Material to process:

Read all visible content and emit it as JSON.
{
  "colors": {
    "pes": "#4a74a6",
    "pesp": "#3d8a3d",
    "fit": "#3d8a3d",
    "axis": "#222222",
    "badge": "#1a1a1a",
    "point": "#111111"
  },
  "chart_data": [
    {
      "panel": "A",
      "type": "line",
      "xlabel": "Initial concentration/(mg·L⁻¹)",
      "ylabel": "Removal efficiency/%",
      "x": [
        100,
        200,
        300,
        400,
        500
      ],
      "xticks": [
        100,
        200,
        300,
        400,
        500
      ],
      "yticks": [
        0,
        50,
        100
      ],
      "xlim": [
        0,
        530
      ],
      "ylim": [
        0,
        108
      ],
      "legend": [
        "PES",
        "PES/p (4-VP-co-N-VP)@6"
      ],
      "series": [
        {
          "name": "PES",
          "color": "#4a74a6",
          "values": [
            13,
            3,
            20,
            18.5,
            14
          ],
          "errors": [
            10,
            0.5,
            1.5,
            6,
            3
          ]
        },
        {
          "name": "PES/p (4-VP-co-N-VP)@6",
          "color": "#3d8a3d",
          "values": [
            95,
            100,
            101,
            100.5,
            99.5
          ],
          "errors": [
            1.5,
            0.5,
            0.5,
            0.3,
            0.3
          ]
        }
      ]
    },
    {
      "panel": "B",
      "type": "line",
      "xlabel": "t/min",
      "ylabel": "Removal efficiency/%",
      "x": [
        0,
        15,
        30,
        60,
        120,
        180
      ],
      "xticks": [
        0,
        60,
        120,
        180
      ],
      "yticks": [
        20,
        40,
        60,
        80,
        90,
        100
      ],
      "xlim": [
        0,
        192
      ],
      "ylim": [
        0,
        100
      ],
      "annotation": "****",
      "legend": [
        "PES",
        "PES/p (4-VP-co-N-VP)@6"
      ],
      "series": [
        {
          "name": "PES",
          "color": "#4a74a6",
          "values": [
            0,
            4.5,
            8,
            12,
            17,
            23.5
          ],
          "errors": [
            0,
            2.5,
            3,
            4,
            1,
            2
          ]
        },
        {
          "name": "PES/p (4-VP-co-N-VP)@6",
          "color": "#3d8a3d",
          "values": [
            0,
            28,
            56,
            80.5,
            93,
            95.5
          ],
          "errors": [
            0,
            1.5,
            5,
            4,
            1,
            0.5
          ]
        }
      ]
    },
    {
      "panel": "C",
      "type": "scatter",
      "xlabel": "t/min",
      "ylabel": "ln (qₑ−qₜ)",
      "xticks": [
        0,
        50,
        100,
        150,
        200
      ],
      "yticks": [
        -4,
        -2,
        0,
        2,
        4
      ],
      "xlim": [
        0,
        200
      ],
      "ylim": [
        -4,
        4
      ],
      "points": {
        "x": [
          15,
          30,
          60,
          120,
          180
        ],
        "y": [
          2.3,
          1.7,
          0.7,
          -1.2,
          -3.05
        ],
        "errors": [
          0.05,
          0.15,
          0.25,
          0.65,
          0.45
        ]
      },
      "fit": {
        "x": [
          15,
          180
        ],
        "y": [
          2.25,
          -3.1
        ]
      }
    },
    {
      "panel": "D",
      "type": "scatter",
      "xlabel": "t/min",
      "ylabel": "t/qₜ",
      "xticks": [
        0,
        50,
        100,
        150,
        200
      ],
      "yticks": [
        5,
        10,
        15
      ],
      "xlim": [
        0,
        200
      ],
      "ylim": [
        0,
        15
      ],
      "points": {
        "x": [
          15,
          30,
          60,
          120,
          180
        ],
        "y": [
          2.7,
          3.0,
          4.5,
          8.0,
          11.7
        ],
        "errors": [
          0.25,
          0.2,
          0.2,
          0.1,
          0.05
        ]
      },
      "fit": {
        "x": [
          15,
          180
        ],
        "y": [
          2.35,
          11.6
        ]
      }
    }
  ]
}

Required task:
Please repeat the listing above in full and exactly.

Correct output:
Read all visible content and emit it as JSON.
{
  "colors": {
    "pes": "#4a74a6",
    "pesp": "#3d8a3d",
    "fit": "#3d8a3d",
    "axis": "#222222",
    "badge": "#1a1a1a",
    "point": "#111111"
  },
  "chart_data": [
    {
      "panel": "A",
      "type": "line",
      "xlabel": "Initial concentration/(mg·L⁻¹)",
      "ylabel": "Removal efficiency/%",
      "x": [
        100,
        200,
        300,
        400,
        500
      ],
      "xticks": [
        100,
        200,
        300,
        400,
        500
      ],
      "yticks": [
        0,
        50,
        100
      ],
      "xlim": [
        0,
        530
      ],
      "ylim": [
        0,
        108
      ],
      "legend": [
        "PES",
        "PES/p (4-VP-co-N-VP)@6"
      ],
      "series": [
        {
          "name": "PES",
          "color": "#4a74a6",
          "values": [
            13,
            3,
            20,
            18.5,
            14
          ],
          "errors": [
            10,
            0.5,
            1.5,
            6,
            3
          ]
        },
        {
          "name": "PES/p (4-VP-co-N-VP)@6",
          "color": "#3d8a3d",
          "values": [
            95,
            100,
            101,
            100.5,
            99.5
          ],
          "errors": [
            1.5,
            0.5,
            0.5,
            0.3,
            0.3
          ]
        }
      ]
    },
    {
      "panel": "B",
      "type": "line",
      "xlabel": "t/min",
      "ylabel": "Removal efficiency/%",
      "x": [
        0,
        15,
        30,
        60,
        120,
        180
      ],
      "xticks": [
        0,
        60,
        120,
        180
      ],
      "yticks": [
        20,
        40,
        60,
        80,
        90,
        100
      ],
      "xlim": [
        0,
        192
      ],
      "ylim": [
        0,
        100
      ],
      "annotation": "****",
      "legend": [
        "PES",
        "PES/p (4-VP-co-N-VP)@6"
      ],
      "series": [
        {
          "name": "PES",
          "color": "#4a74a6",
          "values": [
            0,
            4.5,
            8,
            12,
            17,
            23.5
          ],
          "errors": [
            0,
            2.5,
            3,
            4,
            1,
            2
          ]
        },
        {
          "name": "PES/p (4-VP-co-N-VP)@6",
          "color": "#3d8a3d",
          "values": [
            0,
            28,
            56,
            80.5,
            93,
            95.5
          ],
          "errors": [
            0,
            1.5,
            5,
            4,
            1,
            0.5
          ]
        }
      ]
    },
    {
      "panel": "C",
      "type": "scatter",
      "xlabel": "t/min",
      "ylabel": "ln (qₑ−qₜ)",
      "xticks": [
        0,
        50,
        100,
        150,
        200
      ],
      "yticks": [
        -4,
        -2,
        0,
        2,
        4
      ],
      "xlim": [
        0,
        200
      ],
      "ylim": [
        -4,
        4
      ],
      "points": {
        "x": [
          15,
          30,
          60,
          120,
          180
        ],
        "y": [
          2.3,
          1.7,
          0.7,
          -1.2,
          -3.05
        ],
        "errors": [
          0.05,
          0.15,
          0.25,
          0.65,
          0.45
        ]
      },
      "fit": {
        "x": [
          15,
          180
        ],
        "y": [
          2.25,
          -3.1
        ]
      }
    },
    {
      "panel": "D",
      "type": "scatter",
      "xlabel": "t/min",
      "ylabel": "t/qₜ",
      "xticks": [
        0,
        50,
        100,
        150,
        200
      ],
      "yticks": [
        5,
        10,
        15
      ],
      "xlim": [
        0,
        200
      ],
      "ylim": [
        0,
        15
      ],
      "points": {
        "x": [
          15,
          30,
          60,
          120,
          180
        ],
        "y": [
          2.7,
          3.0,
          4.5,
          8.0,
          11.7
        ],
        "errors": [
          0.25,
          0.2,
          0.2,
          0.1,
          0.05
        ]
      },
      "fit": {
        "x": [
          15,
          180
        ],
        "y": [
          2.35,
          11.6
        ]
      }
    }
  ]
}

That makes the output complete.